___ TASK INPUT ___

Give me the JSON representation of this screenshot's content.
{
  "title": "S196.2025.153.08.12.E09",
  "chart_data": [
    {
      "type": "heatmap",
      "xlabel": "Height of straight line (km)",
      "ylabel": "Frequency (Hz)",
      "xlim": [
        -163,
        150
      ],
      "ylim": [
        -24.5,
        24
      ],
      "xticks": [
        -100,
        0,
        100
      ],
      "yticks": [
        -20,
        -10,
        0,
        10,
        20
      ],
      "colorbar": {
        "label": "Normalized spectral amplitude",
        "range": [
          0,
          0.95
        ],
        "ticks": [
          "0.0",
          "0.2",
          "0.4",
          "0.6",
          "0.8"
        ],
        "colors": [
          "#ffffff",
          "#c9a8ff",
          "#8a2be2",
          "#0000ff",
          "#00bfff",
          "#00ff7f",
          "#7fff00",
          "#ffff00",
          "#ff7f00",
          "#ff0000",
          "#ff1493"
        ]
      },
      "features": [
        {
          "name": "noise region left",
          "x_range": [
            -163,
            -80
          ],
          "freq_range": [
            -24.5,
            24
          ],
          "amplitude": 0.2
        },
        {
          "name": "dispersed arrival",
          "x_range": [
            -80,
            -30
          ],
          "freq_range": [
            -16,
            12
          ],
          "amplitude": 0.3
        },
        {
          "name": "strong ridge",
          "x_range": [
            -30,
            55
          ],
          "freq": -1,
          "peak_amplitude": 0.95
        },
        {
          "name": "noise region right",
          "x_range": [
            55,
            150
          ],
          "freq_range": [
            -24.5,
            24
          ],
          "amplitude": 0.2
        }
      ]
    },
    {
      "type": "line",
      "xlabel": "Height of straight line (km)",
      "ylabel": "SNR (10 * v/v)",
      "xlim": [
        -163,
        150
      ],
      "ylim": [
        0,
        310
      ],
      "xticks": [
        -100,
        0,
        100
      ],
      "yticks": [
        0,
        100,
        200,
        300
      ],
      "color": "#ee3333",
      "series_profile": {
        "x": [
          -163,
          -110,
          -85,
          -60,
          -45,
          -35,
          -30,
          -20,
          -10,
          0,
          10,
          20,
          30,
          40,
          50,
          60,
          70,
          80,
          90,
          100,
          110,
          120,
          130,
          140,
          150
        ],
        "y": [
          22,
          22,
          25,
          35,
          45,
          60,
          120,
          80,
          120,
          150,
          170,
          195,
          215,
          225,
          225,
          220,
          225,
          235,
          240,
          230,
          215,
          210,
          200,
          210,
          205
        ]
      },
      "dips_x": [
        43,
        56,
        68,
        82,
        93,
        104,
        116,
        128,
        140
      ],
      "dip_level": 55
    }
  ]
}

___

### WORK TO DO
Using the data above, print every record exactly as shown.

### FINAL RESULT
Give me the JSON representation of this screenshot's content.
{
  "title": "S196.2025.153.08.12.E09",
  "chart_data": [
    {
      "type": "heatmap",
      "xlabel": "Height of straight line (km)",
      "ylabel": "Frequency (Hz)",
      "xlim": [
        -163,
        150
      ],
      "ylim": [
        -24.5,
        24
      ],
      "xticks": [
        -100,
        0,
        100
      ],
      "yticks": [
        -20,
        -10,
        0,
        10,
        20
      ],
      "colorbar": {
        "label": "Normalized spectral amplitude",
        "range": [
          0,
          0.95
        ],
        "ticks": [
          "0.0",
          "0.2",
          "0.4",
          "0.6",
          "0.8"
        ],
        "colors": [
          "#ffffff",
          "#c9a8ff",
          "#8a2be2",
          "#0000ff",
          "#00bfff",
          "#00ff7f",
          "#7fff00",
          "#ffff00",
          "#ff7f00",
          "#ff0000",
          "#ff1493"
        ]
      },
      "features": [
        {
          "name": "noise region left",
          "x_range": [
            -163,
            -80
          ],
          "freq_range": [
            -24.5,
            24
          ],
          "amplitude": 0.2
        },
        {
          "name": "dispersed arrival",
          "x_range": [
            -80,
            -30
          ],
          "freq_range": [
            -16,
            12
          ],
          "amplitude": 0.3
        },
        {
          "name": "strong ridge",
          "x_range": [
            -30,
            55
          ],
          "freq": -1,
          "peak_amplitude": 0.95
        },
        {
          "name": "noise region right",
          "x_range": [
            55,
            150
          ],
          "freq_range": [
            -24.5,
            24
          ],
          "amplitude": 0.2
        }
      ]
    },
    {
      "type": "line",
      "xlabel": "Height of straight line (km)",
      "ylabel": "SNR (10 * v/v)",
      "xlim": [
        -163,
        150
      ],
      "ylim": [
        0,
        310
      ],
      "xticks": [
        -100,
        0,
        100
      ],
      "yticks": [
        0,
        100,
        200,
        300
      ],
      "color": "#ee3333",
      "series_profile": {
        "x": [
          -163,
          -110,
          -85,
          -60,
          -45,
          -35,
          -30,
          -20,
          -10,
          0,
          10,
          20,
          30,
          40,
          50,
          60,
          70,
          80,
          90,
          100,
          110,
          120,
          130,
          140,
          150
        ],
        "y": [
          22,
          22,
          25,
          35,
          45,
          60,
          120,
          80,
          120,
          150,
          170,
          195,
          215,
          225,
          225,
          220,
          225,
          235,
          240,
          230,
          215,
          210,
          200,
          210,
          205
        ]
      },
      "dips_x": [
        43,
        56,
        68,
        82,
        93,
        104,
        116,
        128,
        140
      ],
      "dip_level": 55
    }
  ]
}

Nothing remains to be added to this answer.